Istruzioni.
(a) Le affermazioni seguenti concordano con il brano sulla Manon? Per ognuna rispondi sì o no e cita alla lettera le parole del brano che lo decidono.
(i) Lo spettacolo dal vivo è risultato migliore della ripresa televisiva.
(ii) Nel terzo atto compare un carro bestiame.
(iii) La visita allo spettacolo è nata dalla richiesta di uno studioso.
(b) Estrai dal brano sulla Manon il passo che comincia con "Lo spettacolo dal vivo è" e termina con "il Giulio Cesare.".

Estratto.

=======

Alla fine siamo andati a vedere questa Manon prima versione. Lo abbiamo fatto non certo nella inutile speranza che lo spettacolo dal vivo rivelasse valori reconditi ed arcani, irrimediabilmente sfuggiti a cagione della scadente ripresa audio e video proposta dalla Rai, ma richiesti dalla cortesia di uno studioso dei fenomeni collaterali al mondo dell’opera quali i loggionisti, cui interessa la Grisi e quello che i nostri disistimatori denominano “grisismo”. E’ giusto ed opportuno studiarci non già per l’aspetto folkloristico, che spesso ed a torto ci viene imputato, ma più semplicemente perché tutto ciò che è prossimo all’estinzione, secondo un attuale e malinteso senso, deve conservato e studiato. E questa Manon ha dimostrato che prossimi all’estinzione sono gli ascoltatori dotati di un minimo di orecchio, ovvero quegli esseri che dall’apertura del teatro al pubblico hanno popolato il teatro d’opera.
Lo spettacolo dal vivo è ancora peggio che nella ripresa televisiva. L’inutile defilé di modelli di treno da quello lussuoso del secondo atto al carro bestiame del terzo atto dove da un opercolo compare il faccione di Maria Josè Siri deportata, sono una inutile superfetazione, come sono epifania di ignoranza e povertà di idee e di conoscenza del dramma il gruppo di persone che salutano le perdute, spedite a finire di perdersi nelle Americhe, come se partisse il Titanic od il Giulio Cesare.

=======

Dati forniti.
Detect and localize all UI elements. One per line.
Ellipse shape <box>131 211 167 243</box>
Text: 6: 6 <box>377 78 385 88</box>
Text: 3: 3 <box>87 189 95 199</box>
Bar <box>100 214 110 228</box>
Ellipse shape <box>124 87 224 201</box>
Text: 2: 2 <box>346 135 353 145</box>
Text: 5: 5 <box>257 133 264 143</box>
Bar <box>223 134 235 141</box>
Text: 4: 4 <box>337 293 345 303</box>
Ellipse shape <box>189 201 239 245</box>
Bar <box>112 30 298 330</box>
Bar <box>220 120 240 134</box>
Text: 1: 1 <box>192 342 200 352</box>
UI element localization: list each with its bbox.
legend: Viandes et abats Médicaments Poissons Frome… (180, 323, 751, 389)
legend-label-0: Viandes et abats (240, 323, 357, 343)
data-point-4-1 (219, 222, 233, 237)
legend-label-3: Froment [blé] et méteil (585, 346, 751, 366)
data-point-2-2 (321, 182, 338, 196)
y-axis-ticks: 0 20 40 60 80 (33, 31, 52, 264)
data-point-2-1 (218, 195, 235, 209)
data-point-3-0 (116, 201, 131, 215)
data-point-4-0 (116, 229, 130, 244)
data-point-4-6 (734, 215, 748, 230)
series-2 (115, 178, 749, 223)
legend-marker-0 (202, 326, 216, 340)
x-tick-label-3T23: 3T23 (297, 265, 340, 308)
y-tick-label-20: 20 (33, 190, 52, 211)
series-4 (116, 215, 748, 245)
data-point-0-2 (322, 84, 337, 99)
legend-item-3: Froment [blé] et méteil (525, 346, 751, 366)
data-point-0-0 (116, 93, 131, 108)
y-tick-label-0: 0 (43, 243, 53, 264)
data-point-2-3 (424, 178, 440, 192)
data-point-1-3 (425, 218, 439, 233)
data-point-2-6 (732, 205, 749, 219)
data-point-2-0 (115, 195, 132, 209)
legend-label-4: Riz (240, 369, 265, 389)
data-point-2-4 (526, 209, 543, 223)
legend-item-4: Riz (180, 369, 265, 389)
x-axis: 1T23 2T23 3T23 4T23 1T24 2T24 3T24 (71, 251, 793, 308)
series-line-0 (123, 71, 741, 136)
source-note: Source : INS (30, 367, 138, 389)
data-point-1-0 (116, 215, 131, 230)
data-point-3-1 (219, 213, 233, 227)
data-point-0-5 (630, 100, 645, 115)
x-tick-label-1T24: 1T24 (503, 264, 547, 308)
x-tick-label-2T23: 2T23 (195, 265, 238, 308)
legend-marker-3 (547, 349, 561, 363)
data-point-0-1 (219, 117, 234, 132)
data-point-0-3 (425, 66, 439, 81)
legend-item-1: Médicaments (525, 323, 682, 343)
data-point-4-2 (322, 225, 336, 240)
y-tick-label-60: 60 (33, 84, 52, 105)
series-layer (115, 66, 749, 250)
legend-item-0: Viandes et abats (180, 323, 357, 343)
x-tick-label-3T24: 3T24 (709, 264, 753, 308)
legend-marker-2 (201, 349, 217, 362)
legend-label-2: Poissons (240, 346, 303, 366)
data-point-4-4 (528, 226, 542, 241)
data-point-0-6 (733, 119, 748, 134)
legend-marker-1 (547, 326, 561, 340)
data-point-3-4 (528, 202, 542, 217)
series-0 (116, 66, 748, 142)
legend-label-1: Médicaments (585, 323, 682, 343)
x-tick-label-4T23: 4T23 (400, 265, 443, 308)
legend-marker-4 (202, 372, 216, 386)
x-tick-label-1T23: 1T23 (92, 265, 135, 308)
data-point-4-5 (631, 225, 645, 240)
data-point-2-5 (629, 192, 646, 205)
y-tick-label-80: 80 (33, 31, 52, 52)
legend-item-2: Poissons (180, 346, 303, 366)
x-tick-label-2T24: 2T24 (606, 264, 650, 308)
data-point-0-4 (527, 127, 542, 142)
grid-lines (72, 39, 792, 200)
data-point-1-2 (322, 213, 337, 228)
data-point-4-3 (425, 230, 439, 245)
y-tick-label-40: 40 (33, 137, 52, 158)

=======

Ecco le soluzioni.
(a)
(i) No: "Lo spettacolo dal vivo è ancora peggio che nella ripresa televisiva."
(ii) Sì: "al carro bestiame del terzo atto"
(iii) Sì: "ma richiesti dalla cortesia di uno studioso dei fenomeni collaterali al mondo dell’opera quali i loggionisti"

(b)
Lo spettacolo dal vivo è ancora peggio che nella ripresa televisiva. L’inutile defilé di modelli di treno da quello lussuoso del secondo atto al carro bestiame del terzo atto dove da un opercolo compare il faccione di Maria Josè Siri deportata, sono una inutile superfetazione, come sono epifania di ignoranza e povertà di idee e di conoscenza del dramma il gruppo di persone che salutano le perdute, spedite a finire di perdersi nelle Americhe, come se partisse il Titanic od il Giulio Cesare.